[Start Data for this task]

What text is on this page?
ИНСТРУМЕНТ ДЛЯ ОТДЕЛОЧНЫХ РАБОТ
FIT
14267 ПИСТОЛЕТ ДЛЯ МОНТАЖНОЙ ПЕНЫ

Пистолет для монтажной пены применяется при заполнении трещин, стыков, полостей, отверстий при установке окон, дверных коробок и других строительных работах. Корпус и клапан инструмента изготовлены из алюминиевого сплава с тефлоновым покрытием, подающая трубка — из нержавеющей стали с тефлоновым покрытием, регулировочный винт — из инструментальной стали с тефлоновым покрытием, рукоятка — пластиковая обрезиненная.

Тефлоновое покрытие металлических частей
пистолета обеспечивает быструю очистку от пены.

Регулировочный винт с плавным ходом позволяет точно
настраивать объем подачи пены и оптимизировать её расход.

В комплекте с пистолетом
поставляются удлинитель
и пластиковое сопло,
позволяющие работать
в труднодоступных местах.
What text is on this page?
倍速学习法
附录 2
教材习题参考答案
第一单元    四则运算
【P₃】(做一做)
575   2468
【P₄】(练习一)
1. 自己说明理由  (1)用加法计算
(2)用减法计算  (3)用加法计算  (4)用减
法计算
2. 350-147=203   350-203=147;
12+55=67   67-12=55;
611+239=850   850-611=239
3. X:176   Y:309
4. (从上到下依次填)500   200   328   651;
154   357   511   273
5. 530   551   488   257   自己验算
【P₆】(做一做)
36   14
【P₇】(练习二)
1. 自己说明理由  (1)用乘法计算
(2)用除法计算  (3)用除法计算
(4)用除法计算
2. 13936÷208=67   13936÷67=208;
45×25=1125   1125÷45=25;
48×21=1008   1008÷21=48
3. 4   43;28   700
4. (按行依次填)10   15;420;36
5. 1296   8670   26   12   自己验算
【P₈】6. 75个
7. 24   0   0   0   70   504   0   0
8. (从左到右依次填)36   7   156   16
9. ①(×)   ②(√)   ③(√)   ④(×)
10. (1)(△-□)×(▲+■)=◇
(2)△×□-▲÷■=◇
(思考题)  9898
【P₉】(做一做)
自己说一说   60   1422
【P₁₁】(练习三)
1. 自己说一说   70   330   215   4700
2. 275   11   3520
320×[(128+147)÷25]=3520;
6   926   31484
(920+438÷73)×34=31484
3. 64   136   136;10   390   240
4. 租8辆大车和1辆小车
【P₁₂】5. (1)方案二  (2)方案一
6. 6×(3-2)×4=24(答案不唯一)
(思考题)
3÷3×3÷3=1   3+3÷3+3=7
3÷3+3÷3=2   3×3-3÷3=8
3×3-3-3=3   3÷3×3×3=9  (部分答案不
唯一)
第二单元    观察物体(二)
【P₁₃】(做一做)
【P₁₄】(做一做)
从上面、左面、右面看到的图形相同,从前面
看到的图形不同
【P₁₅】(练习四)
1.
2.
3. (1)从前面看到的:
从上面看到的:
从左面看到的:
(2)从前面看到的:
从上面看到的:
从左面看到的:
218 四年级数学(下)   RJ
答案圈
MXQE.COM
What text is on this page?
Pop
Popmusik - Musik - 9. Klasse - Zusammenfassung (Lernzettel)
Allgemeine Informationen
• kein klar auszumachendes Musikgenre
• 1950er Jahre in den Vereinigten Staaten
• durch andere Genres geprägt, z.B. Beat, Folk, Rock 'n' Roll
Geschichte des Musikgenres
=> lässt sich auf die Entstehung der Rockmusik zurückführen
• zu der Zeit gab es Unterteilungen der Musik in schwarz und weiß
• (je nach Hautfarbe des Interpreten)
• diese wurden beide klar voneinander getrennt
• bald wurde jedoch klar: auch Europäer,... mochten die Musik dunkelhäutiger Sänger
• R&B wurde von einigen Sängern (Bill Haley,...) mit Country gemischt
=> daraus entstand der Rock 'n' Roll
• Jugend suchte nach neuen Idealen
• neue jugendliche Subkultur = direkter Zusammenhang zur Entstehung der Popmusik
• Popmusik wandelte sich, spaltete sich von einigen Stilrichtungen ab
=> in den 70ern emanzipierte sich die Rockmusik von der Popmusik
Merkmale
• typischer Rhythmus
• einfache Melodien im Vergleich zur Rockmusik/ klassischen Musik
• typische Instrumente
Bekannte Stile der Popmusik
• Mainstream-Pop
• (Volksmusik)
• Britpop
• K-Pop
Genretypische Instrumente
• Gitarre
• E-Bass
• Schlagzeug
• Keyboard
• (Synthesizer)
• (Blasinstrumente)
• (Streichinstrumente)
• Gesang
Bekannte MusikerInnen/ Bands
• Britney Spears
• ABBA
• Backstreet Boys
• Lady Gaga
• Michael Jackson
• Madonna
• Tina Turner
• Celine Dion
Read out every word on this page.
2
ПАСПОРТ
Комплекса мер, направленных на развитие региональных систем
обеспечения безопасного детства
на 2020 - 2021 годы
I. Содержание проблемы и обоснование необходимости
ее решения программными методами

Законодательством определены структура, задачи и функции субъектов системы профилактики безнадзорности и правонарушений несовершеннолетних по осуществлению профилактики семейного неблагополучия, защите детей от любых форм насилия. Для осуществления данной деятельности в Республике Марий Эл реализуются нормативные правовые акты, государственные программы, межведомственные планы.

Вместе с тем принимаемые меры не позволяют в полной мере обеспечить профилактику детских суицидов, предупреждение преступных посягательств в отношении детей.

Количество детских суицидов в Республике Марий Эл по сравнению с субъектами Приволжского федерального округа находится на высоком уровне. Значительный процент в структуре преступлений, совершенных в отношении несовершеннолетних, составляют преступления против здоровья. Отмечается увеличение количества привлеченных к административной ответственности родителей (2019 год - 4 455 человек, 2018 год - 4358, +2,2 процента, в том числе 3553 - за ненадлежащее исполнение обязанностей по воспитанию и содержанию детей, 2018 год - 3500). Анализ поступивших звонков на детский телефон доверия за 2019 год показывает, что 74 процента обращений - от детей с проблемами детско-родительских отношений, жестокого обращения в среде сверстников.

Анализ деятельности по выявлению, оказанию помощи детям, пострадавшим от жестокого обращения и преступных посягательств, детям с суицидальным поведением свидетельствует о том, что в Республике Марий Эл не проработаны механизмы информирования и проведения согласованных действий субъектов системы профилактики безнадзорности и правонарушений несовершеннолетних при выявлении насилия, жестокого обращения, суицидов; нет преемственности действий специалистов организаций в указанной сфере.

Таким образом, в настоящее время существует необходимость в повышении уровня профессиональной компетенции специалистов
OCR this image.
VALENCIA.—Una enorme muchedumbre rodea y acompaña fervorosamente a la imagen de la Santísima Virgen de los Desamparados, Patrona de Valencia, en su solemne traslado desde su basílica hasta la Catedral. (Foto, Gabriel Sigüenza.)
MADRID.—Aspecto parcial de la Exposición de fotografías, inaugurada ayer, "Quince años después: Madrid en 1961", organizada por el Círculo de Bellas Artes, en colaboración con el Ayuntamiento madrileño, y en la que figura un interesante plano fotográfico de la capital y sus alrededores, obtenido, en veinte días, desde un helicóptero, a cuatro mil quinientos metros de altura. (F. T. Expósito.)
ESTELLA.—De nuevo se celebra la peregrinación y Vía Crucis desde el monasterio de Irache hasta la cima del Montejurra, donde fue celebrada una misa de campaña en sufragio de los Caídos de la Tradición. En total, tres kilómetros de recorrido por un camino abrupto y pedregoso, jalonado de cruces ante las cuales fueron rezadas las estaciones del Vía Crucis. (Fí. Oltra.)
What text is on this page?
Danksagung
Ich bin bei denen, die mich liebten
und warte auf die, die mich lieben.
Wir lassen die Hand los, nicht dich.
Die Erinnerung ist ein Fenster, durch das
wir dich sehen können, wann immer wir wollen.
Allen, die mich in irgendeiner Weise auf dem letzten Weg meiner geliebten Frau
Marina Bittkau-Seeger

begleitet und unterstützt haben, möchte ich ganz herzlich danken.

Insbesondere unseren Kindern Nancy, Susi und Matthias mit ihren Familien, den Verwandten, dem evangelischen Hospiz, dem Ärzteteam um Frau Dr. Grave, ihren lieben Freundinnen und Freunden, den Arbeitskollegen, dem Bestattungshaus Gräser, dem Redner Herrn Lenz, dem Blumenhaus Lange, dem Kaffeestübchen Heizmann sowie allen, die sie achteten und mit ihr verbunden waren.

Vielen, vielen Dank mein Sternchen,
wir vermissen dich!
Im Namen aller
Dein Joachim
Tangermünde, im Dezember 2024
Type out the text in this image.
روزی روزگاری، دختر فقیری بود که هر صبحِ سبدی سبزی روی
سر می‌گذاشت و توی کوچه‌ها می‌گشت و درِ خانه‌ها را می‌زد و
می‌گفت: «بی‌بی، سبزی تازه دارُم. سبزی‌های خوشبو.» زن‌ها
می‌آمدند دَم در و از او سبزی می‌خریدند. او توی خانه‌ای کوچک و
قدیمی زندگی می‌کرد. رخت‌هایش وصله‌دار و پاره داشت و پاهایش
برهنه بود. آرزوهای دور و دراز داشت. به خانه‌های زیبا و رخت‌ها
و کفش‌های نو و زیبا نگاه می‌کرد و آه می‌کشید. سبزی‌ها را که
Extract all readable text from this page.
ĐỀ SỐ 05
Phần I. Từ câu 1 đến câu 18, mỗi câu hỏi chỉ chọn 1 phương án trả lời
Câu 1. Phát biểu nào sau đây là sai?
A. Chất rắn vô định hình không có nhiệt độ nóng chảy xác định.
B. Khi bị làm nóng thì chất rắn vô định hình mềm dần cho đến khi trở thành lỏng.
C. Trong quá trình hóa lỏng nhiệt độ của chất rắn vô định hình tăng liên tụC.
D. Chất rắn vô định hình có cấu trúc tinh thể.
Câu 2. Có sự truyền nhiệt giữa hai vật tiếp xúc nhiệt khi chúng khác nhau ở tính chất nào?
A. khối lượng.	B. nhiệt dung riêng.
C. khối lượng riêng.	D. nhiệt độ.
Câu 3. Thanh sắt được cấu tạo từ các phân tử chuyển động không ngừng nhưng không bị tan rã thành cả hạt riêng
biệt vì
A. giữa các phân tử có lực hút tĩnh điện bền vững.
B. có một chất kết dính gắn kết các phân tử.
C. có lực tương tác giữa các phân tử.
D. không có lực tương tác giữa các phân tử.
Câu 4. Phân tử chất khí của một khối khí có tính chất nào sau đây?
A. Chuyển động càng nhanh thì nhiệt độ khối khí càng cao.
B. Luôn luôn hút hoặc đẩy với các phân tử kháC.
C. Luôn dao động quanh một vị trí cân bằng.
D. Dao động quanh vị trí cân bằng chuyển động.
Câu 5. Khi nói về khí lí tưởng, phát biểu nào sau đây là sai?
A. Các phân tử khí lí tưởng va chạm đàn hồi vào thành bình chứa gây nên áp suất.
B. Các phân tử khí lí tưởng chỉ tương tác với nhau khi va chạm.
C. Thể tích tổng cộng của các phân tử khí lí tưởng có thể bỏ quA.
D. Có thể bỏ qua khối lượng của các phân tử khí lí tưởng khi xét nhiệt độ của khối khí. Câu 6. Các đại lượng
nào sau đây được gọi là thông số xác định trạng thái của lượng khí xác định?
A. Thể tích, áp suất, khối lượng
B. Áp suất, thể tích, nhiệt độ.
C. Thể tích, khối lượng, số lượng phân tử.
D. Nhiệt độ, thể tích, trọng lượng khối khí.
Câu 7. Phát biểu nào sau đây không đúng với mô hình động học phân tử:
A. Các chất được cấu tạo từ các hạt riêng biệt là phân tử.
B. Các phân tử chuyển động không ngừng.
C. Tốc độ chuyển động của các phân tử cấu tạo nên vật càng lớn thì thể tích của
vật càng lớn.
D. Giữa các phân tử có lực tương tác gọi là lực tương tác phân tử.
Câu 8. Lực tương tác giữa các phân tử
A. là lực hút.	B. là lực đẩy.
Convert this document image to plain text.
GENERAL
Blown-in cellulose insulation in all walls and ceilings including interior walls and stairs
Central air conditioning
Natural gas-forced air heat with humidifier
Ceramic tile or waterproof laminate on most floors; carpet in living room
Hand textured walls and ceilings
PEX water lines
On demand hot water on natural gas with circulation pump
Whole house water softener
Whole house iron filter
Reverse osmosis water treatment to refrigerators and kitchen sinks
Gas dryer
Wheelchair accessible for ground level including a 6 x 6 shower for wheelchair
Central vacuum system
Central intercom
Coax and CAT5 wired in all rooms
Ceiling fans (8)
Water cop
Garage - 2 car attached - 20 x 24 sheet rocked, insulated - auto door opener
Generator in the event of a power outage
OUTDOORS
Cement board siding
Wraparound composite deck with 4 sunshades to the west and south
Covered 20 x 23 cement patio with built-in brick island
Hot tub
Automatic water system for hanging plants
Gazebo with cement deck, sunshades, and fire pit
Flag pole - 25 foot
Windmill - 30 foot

[End Data for this task]

# Exercise details:
Each line containing the word "tính" counts once; say how many such lines there are, giving only the number.

# Result of the task:
2